## START DATA SHOWN

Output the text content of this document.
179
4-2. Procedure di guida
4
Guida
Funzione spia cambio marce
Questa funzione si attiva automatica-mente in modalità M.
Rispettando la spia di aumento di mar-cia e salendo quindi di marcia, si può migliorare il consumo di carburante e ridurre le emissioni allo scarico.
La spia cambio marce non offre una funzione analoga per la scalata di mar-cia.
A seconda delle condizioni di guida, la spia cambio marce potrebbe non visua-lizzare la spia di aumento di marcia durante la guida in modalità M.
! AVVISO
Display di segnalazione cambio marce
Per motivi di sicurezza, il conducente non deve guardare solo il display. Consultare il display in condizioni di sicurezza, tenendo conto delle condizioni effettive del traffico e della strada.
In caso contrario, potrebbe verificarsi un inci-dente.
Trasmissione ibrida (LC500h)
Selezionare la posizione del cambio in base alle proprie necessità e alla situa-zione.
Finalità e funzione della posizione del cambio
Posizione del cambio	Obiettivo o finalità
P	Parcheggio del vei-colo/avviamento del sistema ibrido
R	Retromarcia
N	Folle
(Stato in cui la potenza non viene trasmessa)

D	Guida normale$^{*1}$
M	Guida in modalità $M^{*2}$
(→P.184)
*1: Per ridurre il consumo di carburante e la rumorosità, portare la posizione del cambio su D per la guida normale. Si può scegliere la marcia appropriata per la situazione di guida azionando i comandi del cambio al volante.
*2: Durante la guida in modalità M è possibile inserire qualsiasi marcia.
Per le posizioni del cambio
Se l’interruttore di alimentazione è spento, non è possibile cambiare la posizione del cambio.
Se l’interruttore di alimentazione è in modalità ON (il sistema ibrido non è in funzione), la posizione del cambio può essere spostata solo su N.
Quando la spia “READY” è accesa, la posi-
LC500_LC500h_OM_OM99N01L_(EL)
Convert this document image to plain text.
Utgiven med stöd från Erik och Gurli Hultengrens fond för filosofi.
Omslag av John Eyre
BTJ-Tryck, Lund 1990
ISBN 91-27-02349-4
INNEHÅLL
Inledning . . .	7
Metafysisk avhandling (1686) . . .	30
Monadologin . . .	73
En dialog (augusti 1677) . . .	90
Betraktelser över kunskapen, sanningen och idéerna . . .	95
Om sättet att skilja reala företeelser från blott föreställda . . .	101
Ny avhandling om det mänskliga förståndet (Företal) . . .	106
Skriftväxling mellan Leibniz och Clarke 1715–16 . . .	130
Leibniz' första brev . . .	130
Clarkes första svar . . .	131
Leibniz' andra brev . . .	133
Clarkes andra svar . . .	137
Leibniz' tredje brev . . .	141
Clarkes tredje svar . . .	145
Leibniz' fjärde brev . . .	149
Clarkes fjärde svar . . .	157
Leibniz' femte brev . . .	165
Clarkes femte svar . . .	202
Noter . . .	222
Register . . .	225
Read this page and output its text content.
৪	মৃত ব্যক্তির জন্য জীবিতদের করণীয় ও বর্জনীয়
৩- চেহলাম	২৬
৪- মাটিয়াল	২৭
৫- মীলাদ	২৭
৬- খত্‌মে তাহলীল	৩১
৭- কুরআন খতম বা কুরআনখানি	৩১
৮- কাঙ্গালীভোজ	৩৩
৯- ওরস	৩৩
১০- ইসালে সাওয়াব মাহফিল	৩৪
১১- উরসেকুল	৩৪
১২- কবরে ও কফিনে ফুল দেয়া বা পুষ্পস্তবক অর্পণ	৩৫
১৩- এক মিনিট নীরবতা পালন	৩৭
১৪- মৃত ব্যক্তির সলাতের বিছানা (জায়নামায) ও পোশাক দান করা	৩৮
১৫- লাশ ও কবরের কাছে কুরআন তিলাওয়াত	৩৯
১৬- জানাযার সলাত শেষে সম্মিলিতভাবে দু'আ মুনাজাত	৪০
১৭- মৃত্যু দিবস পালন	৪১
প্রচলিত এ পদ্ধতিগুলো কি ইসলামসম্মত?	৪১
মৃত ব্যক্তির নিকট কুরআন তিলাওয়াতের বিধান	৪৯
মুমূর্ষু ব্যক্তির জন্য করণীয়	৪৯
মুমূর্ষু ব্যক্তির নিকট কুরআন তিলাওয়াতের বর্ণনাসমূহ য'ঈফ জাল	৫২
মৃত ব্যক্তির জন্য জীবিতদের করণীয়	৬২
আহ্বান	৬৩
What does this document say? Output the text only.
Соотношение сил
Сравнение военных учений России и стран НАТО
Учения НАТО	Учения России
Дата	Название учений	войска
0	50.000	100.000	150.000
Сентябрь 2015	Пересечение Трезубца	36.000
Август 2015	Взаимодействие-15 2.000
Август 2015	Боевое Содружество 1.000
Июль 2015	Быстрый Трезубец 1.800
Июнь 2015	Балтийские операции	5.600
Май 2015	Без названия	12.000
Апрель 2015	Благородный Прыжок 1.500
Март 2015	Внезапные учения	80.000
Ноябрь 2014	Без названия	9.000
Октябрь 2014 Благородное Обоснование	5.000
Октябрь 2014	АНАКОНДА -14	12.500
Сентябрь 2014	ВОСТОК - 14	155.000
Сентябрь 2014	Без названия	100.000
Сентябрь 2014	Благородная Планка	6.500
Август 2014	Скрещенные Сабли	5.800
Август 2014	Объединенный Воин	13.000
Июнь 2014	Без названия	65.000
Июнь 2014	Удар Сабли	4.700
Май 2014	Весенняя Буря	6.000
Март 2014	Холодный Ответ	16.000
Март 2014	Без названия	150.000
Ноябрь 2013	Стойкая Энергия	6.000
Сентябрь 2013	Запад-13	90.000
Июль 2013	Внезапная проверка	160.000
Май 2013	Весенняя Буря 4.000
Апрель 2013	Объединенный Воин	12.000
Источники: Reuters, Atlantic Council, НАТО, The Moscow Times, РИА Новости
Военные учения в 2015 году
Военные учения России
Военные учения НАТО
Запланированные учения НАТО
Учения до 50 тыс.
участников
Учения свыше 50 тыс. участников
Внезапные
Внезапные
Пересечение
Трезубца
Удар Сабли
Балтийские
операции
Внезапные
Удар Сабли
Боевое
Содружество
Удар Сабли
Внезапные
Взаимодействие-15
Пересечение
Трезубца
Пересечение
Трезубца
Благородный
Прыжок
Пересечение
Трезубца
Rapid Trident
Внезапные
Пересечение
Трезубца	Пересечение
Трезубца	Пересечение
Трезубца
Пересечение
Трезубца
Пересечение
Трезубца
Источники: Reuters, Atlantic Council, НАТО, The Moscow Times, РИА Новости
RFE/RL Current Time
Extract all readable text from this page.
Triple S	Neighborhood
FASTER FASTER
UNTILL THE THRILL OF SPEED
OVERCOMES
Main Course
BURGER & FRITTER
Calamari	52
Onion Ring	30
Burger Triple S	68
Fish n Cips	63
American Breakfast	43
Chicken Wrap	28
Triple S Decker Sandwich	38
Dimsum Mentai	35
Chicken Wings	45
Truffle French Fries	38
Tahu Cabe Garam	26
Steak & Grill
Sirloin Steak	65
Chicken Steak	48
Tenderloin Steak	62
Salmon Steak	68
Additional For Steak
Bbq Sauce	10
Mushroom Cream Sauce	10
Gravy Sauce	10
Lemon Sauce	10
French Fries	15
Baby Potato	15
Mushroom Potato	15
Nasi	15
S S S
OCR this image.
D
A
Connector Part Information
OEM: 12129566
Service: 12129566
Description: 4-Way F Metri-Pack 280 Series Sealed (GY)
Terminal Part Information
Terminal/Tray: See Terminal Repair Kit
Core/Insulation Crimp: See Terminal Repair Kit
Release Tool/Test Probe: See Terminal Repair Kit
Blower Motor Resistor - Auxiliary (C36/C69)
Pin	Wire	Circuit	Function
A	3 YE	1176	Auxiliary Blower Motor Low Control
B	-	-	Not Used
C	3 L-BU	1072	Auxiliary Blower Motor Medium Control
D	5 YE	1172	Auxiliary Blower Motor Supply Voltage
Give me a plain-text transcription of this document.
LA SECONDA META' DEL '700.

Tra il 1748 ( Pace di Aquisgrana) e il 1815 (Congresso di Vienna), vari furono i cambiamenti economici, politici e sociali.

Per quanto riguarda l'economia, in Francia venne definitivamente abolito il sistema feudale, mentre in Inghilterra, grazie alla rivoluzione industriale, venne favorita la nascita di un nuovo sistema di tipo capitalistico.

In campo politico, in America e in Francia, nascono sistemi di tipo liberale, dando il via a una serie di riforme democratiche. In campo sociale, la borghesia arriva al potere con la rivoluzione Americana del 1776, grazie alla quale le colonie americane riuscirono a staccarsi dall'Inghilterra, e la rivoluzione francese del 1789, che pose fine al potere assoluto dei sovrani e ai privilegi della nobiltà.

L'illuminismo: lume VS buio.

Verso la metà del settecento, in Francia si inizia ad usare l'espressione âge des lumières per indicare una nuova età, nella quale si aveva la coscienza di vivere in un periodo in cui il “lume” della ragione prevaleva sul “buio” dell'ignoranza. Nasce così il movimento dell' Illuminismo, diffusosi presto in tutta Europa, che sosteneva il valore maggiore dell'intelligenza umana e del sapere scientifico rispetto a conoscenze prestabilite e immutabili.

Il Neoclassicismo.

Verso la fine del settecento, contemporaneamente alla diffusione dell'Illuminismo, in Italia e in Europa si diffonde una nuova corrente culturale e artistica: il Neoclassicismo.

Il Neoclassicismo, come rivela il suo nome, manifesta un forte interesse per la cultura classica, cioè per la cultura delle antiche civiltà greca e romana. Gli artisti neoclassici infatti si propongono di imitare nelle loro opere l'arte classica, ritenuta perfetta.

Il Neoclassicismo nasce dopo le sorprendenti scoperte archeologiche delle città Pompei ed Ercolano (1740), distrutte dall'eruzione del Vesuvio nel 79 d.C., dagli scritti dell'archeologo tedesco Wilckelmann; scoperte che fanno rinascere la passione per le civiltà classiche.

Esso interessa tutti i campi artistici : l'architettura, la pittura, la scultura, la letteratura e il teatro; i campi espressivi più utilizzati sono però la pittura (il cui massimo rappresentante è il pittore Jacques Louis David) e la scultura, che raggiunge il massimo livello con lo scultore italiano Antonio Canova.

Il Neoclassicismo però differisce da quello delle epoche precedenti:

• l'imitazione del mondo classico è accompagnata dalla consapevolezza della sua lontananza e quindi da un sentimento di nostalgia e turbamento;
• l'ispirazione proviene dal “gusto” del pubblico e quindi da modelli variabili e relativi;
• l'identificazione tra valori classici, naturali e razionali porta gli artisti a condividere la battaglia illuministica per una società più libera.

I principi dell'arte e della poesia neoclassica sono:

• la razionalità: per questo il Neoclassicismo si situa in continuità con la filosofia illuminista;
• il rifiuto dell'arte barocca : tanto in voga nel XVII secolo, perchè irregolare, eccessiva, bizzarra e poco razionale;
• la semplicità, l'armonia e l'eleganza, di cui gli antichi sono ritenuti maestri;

## END DATA SHOWN

THE EXERCISE:
Locate all lines in the listing above with the word "Francia". Copy them.

FULL SOLUTION:
Per quanto riguarda l'economia, in Francia venne definitivamente abolito il sistema feudale, mentre in Inghilterra, grazie alla rivoluzione industriale, venne favorita la nascita di un nuovo sistema di tipo capitalistico.
In campo politico, in America e in Francia, nascono sistemi di tipo liberale, dando il via a una serie di riforme democratiche. In campo sociale, la borghesia arriva al potere con la rivoluzione Americana del 1776, grazie alla quale le colonie americane riuscirono a staccarsi dall'Inghilterra, e la rivoluzione francese del 1789, che pose fine al potere assoluto dei sovrani e ai privilegi della nobiltà.
Verso la metà del settecento, in Francia si inizia ad usare l'espressione âge des lumières per indicare una nuova età, nella quale si aveva la coscienza di vivere in un periodo in cui il “lume” della ragione prevaleva sul “buio” dell'ignoranza. Nasce così il movimento dell' Illuminismo, diffusosi presto in tutta Europa, che sosteneva il valore maggiore dell'intelligenza umana e del sapere scientifico rispetto a conoscenze prestabilite e immutabili.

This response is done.